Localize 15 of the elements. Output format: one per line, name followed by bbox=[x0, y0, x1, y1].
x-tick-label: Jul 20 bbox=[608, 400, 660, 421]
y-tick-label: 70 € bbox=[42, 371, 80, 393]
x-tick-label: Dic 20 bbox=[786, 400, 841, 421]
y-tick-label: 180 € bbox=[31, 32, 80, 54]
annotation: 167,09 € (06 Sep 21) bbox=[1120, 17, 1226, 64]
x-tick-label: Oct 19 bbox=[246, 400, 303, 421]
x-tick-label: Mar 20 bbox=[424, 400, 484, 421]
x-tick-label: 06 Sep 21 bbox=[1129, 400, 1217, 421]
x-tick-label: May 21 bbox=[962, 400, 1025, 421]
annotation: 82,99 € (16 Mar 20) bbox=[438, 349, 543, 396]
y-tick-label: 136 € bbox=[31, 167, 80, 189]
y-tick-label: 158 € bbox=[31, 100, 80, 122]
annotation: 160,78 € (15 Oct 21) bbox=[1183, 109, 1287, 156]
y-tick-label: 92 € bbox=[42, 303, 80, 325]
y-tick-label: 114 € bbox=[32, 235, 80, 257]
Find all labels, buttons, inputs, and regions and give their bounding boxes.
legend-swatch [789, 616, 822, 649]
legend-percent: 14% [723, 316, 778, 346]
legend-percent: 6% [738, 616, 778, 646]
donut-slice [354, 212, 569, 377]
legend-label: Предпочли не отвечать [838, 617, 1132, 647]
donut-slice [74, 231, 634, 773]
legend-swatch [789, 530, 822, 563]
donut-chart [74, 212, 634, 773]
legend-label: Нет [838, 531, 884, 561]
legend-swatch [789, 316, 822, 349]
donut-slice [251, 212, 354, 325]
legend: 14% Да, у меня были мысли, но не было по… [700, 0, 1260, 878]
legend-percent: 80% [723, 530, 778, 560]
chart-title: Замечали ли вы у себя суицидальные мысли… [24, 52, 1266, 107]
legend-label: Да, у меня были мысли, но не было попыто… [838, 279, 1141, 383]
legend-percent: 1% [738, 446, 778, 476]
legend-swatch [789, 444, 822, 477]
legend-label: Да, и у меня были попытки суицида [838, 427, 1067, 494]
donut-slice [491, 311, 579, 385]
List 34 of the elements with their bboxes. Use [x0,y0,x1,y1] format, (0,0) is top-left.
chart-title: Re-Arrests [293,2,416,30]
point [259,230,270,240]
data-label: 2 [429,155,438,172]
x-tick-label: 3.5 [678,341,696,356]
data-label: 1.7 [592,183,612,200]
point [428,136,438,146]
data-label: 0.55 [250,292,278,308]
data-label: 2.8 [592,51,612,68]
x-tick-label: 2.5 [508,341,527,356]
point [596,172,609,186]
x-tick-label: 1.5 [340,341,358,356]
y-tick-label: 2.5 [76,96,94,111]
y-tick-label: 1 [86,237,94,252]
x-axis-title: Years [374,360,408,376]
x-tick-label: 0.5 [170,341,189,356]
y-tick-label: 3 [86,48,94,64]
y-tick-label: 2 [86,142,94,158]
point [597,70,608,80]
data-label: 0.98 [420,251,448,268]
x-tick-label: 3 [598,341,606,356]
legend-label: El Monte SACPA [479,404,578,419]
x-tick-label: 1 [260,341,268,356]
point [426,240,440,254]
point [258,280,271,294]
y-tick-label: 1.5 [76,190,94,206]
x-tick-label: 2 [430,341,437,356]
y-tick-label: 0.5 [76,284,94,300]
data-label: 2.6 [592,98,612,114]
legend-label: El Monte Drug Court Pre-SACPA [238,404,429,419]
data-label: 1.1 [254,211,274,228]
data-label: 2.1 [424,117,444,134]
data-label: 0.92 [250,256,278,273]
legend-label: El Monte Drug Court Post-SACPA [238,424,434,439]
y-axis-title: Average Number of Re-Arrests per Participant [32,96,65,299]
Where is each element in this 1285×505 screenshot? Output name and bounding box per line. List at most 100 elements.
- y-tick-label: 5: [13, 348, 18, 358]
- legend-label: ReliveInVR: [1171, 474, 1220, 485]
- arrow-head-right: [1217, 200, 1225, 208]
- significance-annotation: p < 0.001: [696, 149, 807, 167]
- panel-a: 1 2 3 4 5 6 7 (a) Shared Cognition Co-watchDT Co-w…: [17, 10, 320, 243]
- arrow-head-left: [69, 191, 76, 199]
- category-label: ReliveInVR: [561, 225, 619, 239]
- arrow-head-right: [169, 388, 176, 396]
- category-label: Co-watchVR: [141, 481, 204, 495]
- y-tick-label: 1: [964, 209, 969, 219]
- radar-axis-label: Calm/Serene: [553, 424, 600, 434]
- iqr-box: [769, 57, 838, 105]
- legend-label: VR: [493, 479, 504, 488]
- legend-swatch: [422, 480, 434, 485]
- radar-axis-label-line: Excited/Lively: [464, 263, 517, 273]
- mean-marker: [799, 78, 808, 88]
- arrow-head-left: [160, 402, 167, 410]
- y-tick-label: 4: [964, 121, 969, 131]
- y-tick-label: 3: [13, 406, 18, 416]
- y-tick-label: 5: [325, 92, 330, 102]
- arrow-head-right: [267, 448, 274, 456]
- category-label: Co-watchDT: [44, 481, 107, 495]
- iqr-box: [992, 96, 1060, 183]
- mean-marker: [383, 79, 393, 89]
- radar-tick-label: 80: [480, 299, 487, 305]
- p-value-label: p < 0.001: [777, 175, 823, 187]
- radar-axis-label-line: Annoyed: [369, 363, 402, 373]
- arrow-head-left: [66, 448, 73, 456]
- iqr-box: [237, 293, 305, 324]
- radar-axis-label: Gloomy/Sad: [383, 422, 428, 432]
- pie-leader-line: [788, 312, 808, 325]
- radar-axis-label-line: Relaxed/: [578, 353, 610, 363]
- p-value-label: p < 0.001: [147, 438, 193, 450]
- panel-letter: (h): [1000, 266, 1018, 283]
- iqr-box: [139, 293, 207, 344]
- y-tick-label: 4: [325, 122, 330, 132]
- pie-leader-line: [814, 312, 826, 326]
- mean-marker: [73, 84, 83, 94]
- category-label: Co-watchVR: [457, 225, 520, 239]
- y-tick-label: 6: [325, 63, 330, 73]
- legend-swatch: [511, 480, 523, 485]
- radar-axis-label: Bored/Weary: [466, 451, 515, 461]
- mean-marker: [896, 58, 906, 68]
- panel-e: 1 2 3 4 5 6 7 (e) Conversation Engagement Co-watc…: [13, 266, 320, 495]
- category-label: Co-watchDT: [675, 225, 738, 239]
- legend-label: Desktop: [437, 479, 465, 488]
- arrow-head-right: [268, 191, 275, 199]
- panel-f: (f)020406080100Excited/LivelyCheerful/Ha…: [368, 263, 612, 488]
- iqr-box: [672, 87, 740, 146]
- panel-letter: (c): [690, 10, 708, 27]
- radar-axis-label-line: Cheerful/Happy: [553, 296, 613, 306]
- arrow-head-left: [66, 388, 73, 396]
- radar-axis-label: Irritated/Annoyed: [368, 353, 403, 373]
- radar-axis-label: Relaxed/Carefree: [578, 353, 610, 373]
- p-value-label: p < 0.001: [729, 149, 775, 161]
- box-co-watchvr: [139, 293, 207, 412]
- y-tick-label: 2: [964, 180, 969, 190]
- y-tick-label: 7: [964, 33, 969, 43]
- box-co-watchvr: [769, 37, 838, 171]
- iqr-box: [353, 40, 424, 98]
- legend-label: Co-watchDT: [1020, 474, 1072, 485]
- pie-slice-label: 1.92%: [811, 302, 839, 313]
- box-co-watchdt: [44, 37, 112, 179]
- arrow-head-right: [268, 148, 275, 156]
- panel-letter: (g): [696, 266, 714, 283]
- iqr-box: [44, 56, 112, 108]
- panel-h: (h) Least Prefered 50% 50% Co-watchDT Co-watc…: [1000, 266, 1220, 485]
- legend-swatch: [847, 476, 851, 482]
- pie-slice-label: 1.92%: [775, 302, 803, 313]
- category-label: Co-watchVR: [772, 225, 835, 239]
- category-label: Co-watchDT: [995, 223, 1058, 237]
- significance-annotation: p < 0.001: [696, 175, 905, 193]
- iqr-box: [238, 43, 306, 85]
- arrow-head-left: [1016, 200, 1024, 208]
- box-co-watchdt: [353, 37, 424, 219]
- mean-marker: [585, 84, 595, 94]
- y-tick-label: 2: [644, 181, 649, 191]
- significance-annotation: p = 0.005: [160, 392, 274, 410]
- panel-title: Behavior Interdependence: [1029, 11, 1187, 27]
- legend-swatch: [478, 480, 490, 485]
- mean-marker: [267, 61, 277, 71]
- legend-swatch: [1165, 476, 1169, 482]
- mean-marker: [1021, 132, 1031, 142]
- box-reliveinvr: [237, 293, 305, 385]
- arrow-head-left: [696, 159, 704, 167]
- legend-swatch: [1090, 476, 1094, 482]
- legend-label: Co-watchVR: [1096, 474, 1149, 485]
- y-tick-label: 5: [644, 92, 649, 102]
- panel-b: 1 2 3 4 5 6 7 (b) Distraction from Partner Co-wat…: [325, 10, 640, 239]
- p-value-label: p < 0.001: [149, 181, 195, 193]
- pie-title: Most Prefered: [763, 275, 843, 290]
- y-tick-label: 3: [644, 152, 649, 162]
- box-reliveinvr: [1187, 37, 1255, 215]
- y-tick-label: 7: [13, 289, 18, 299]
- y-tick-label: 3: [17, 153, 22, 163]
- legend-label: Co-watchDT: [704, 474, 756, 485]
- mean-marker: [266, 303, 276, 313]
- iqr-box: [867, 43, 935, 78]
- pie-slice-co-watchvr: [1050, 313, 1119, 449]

====

→ **PROBLEM TO SOLVE**
Return the data from its first line through the line containing "y-tick-label: 92 € bbox=[42, 303, 80, 325]", copying every line without change.

→ **FULL OUTPUT**
Localize 15 of the elements. Output format: one per line, name followed by bbox=[x0, y0, x1, y1].
x-tick-label: Jul 20 bbox=[608, 400, 660, 421]
y-tick-label: 70 € bbox=[42, 371, 80, 393]
x-tick-label: Dic 20 bbox=[786, 400, 841, 421]
y-tick-label: 180 € bbox=[31, 32, 80, 54]
annotation: 167,09 € (06 Sep 21) bbox=[1120, 17, 1226, 64]
x-tick-label: Oct 19 bbox=[246, 400, 303, 421]
x-tick-label: Mar 20 bbox=[424, 400, 484, 421]
x-tick-label: 06 Sep 21 bbox=[1129, 400, 1217, 421]
x-tick-label: May 21 bbox=[962, 400, 1025, 421]
annotation: 82,99 € (16 Mar 20) bbox=[438, 349, 543, 396]
y-tick-label: 136 € bbox=[31, 167, 80, 189]
y-tick-label: 158 € bbox=[31, 100, 80, 122]
annotation: 160,78 € (15 Oct 21) bbox=[1183, 109, 1287, 156]
y-tick-label: 92 € bbox=[42, 303, 80, 325]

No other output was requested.